▶ [REQUIREMENTS]: Report how many lines of these entries hold the string "群众评议机关"; reply with the number alone.

▶ [PROVIDED DATA]:
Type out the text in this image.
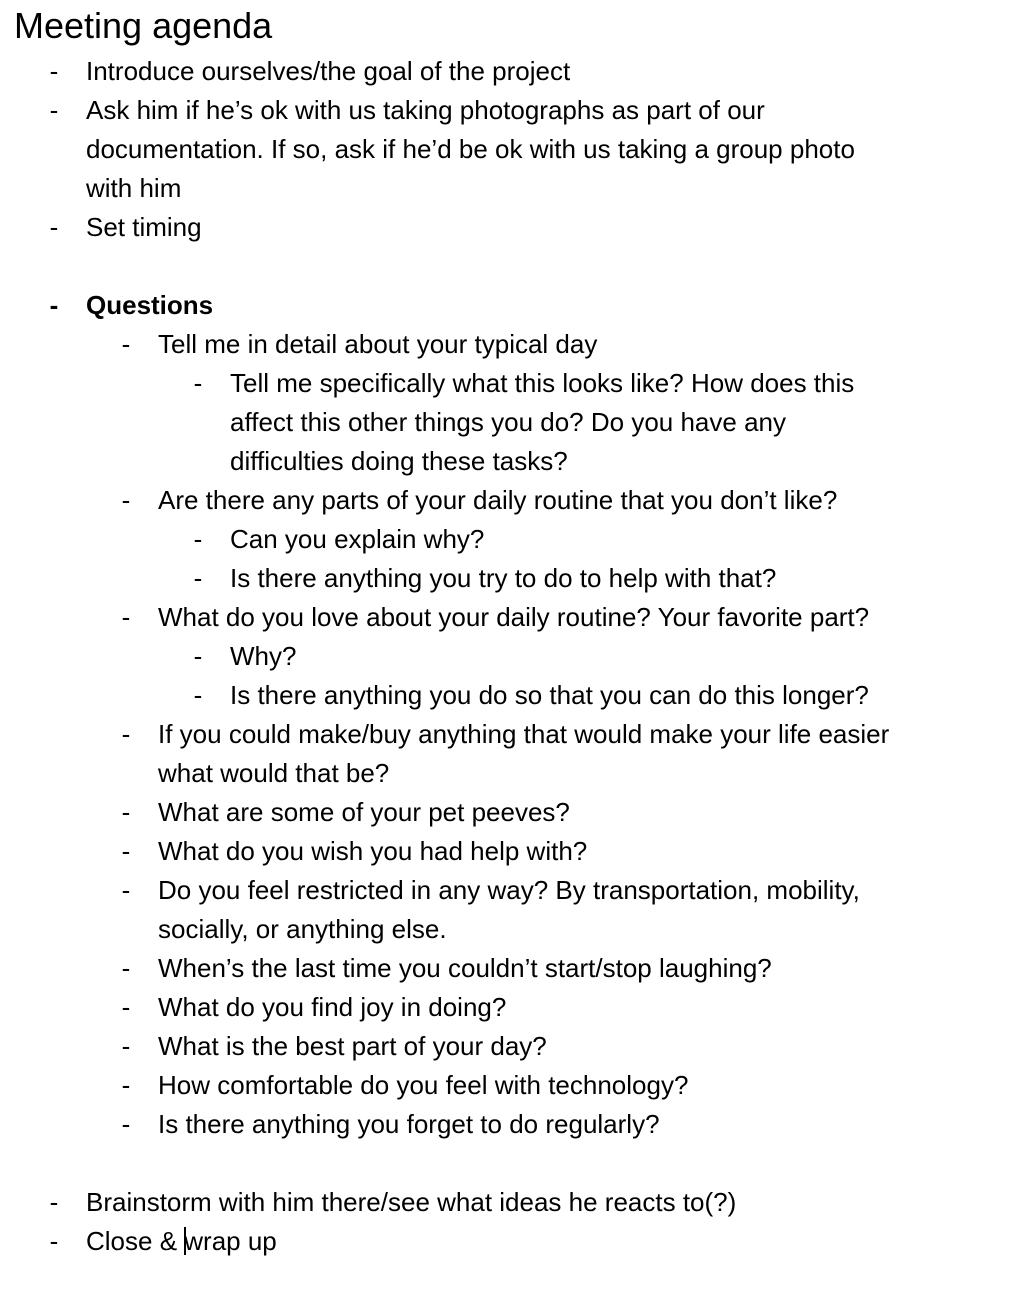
Meeting agenda
- Introduce ourselves/the goal of the project
- Ask him if he’s ok with us taking photographs as part of our
documentation. If so, ask if he’d be ok with us taking a group photo
with him
- Set timing
- Questions
- Tell me in detail about your typical day
- Tell me specifically what this looks like? How does this
affect this other things you do? Do you have any
difficulties doing these tasks?
- Are there any parts of your daily routine that you don’t like?
- Can you explain why?
- Is there anything you try to do to help with that?
- What do you love about your daily routine? Your favorite part?
- Why?
- Is there anything you do so that you can do this longer?
- If you could make/buy anything that would make your life easier
what would that be?
- What are some of your pet peeves?
- What do you wish you had help with?
- Do you feel restricted in any way? By transportation, mobility,
socially, or anything else.
- When’s the last time you couldn’t start/stop laughing?
- What do you find joy in doing?
- What is the best part of your day?
- How comfortable do you feel with technology?
- Is there anything you forget to do regularly?
- Brainstorm with him there/see what ideas he reacts to(?)
- Close & wrap up
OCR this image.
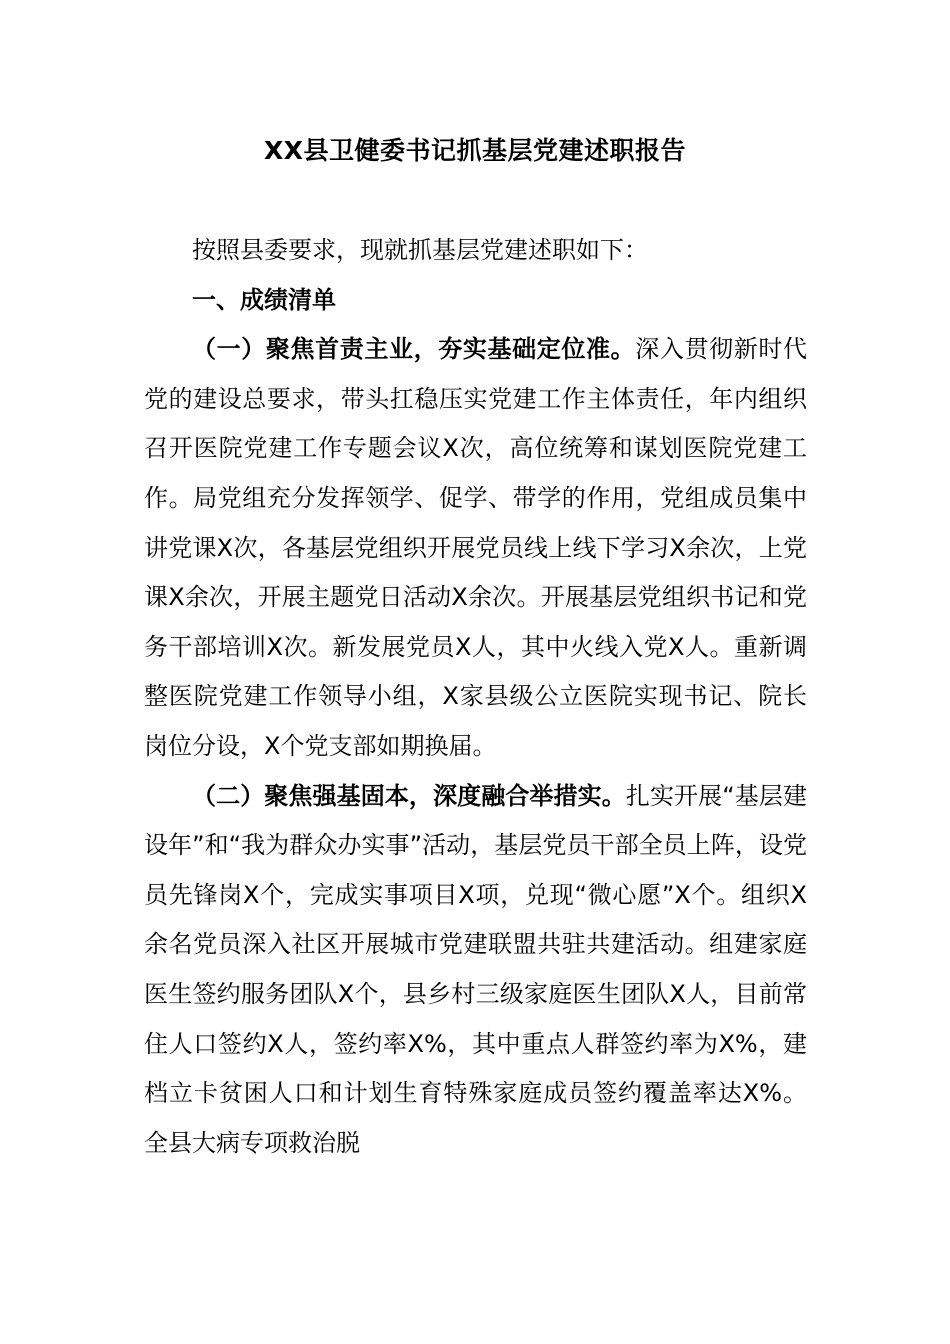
XX县卫健委书记抓基层党建述职报告

按照县委要求，现就抓基层党建述职如下：

一、成绩清单

（一）聚焦首责主业，夯实基础定位准。深入贯彻新时代党的建设总要求，带头扛稳压实党建工作主体责任，年内组织召开医院党建工作专题会议X次，高位统筹和谋划医院党建工作。局党组充分发挥领学、促学、带学的作用，党组成员集中讲党课X次，各基层党组织开展党员线上线下学习X余次，上党课X余次，开展主题党日活动X余次。开展基层党组织书记和党务干部培训X次。新发展党员X人，其中火线入党X人。重新调整医院党建工作领导小组，X家县级公立医院实现书记、院长岗位分设，X个党支部如期换届。

（二）聚焦强基固本，深度融合举措实。扎实开展“基层建设年”和“我为群众办实事”活动，基层党员干部全员上阵，设党员先锋岗X个，完成实事项目X项，兑现“微心愿”X个。组织X余名党员深入社区开展城市党建联盟共驻共建活动。组建家庭医生签约服务团队X个，县乡村三级家庭医生团队X人，目前常住人口签约X人，签约率X%，其中重点人群签约率为X%，建档立卡贫困人口和计划生育特殊家庭成员签约覆盖率达X%。全县大病专项救治脱
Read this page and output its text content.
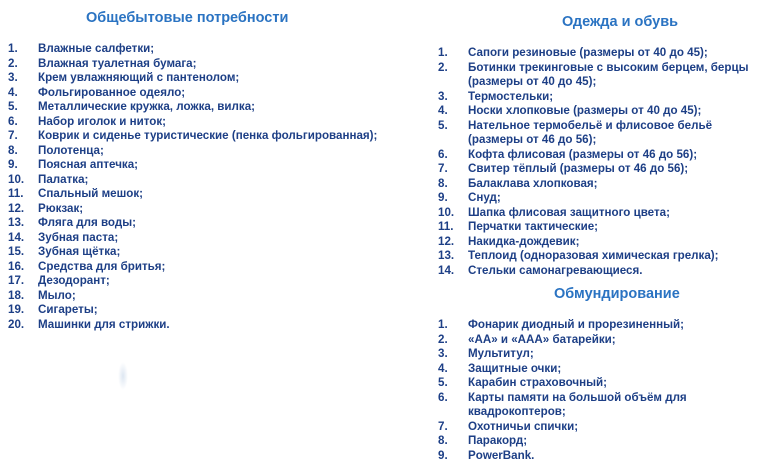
Общебытовые потребности
1. Влажные салфетки;
2. Влажная туалетная бумага;
3. Крем увлажняющий с пантенолом;
4. Фольгированное одеяло;
5. Металлические кружка, ложка, вилка;
6. Набор иголок и ниток;
7. Коврик и сиденье туристические (пенка фольгированная);
8. Полотенца;
9. Поясная аптечка;
10. Палатка;
11. Спальный мешок;
12. Рюкзак;
13. Фляга для воды;
14. Зубная паста;
15. Зубная щётка;
16. Средства для бритья;
17. Дезодорант;
18. Мыло;
19. Сигареты;
20. Машинки для стрижки.
Одежда и обувь
1. Сапоги резиновые (размеры от 40 до 45);
2. Ботинки трекинговые с высоким берцем, берцы
(размеры от 40 до 45);
3. Термостельки;
4. Носки хлопковые (размеры от 40 до 45);
5. Нательное термобельё и флисовое бельё
(размеры от 46 до 56);
6. Кофта флисовая (размеры от 46 до 56);
7. Свитер тёплый (размеры от 46 до 56);
8. Балаклава хлопковая;
9. Снуд;
10. Шапка флисовая защитного цвета;
11. Перчатки тактические;
12. Накидка-дождевик;
13. Теплоид (одноразовая химическая грелка);
14. Стельки самонагревающиеся.
Обмундирование
1. Фонарик диодный и прорезиненный;
2. «АА» и «ААА» батарейки;
3. Мультитул;
4. Защитные очки;
5. Карабин страховочный;
6. Карты памяти на большой объём для квадрокоптеров;
7. Охотничьи спички;
8. Паракорд;
9. PowerBank.
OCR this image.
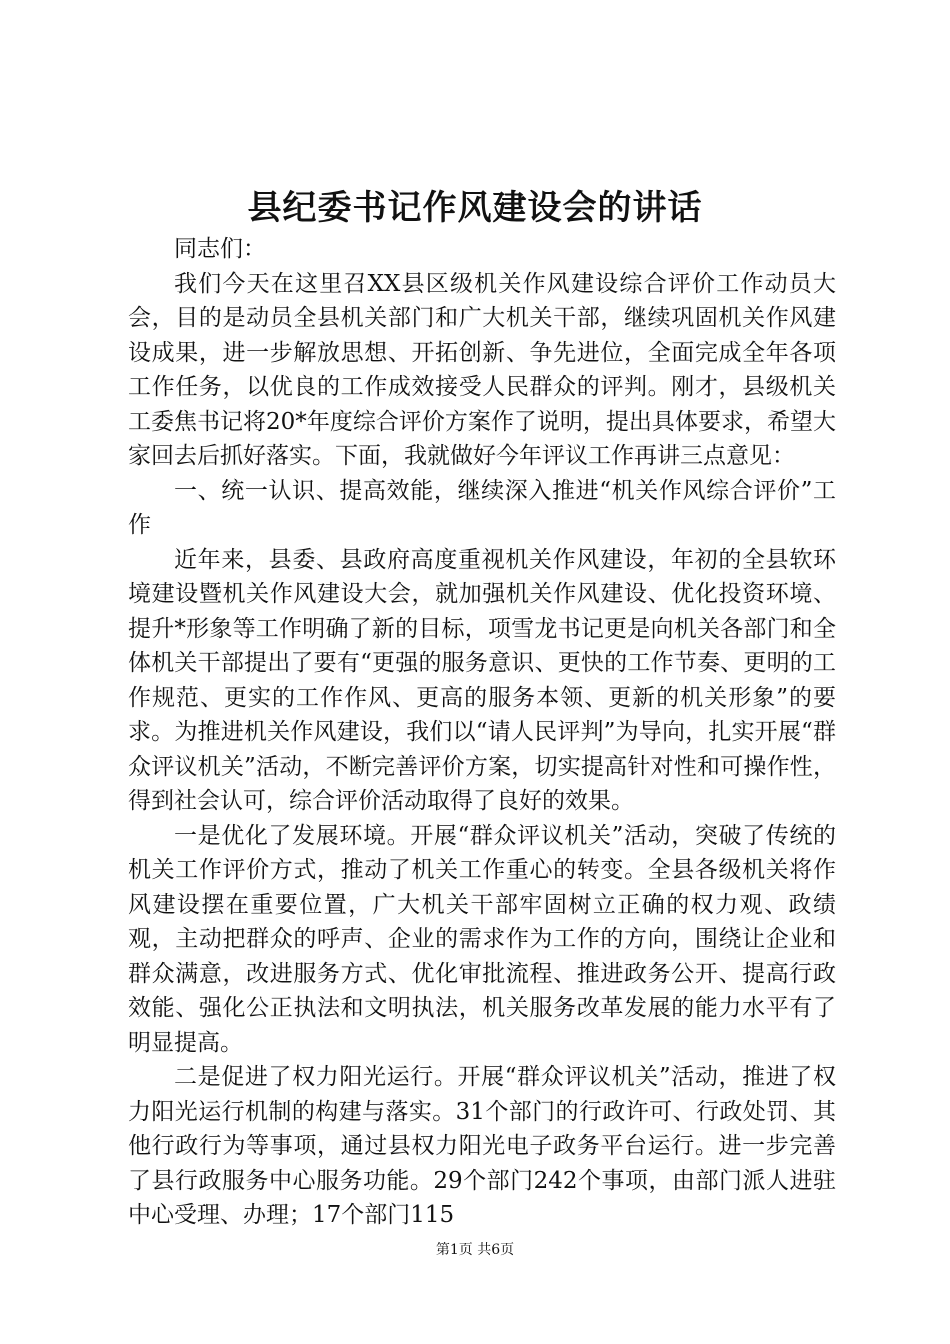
县纪委书记作风建设会的讲话

同志们：

我们今天在这里召XX县区级机关作风建设综合评价工作动员大会，目的是动员全县机关部门和广大机关干部，继续巩固机关作风建设成果，进一步解放思想、开拓创新、争先进位，全面完成全年各项工作任务，以优良的工作成效接受人民群众的评判。刚才，县级机关工委焦书记将20*年度综合评价方案作了说明，提出具体要求，希望大家回去后抓好落实。下面，我就做好今年评议工作再讲三点意见：

一、统一认识、提高效能，继续深入推进“机关作风综合评价”工作

近年来，县委、县政府高度重视机关作风建设，年初的全县软环境建设暨机关作风建设大会，就加强机关作风建设、优化投资环境、提升*形象等工作明确了新的目标，项雪龙书记更是向机关各部门和全体机关干部提出了要有“更强的服务意识、更快的工作节奏、更明的工作规范、更实的工作作风、更高的服务本领、更新的机关形象”的要求。为推进机关作风建设，我们以“请人民评判”为导向，扎实开展“群众评议机关”活动，不断完善评价方案，切实提高针对性和可操作性，得到社会认可，综合评价活动取得了良好的效果。

一是优化了发展环境。开展“群众评议机关”活动，突破了传统的机关工作评价方式，推动了机关工作重心的转变。全县各级机关将作风建设摆在重要位置，广大机关干部牢固树立正确的权力观、政绩观，主动把群众的呼声、企业的需求作为工作的方向，围绕让企业和群众满意，改进服务方式、优化审批流程、推进政务公开、提高行政效能、强化公正执法和文明执法，机关服务改革发展的能力水平有了明显提高。

二是促进了权力阳光运行。开展“群众评议机关”活动，推进了权力阳光运行机制的构建与落实。31个部门的行政许可、行政处罚、其他行政行为等事项，通过县权力阳光电子政务平台运行。进一步完善了县行政服务中心服务功能。29个部门242个事项，由部门派人进驻中心受理、办理；17个部门115

第1页 共6页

▶ [THE REPLY]: 3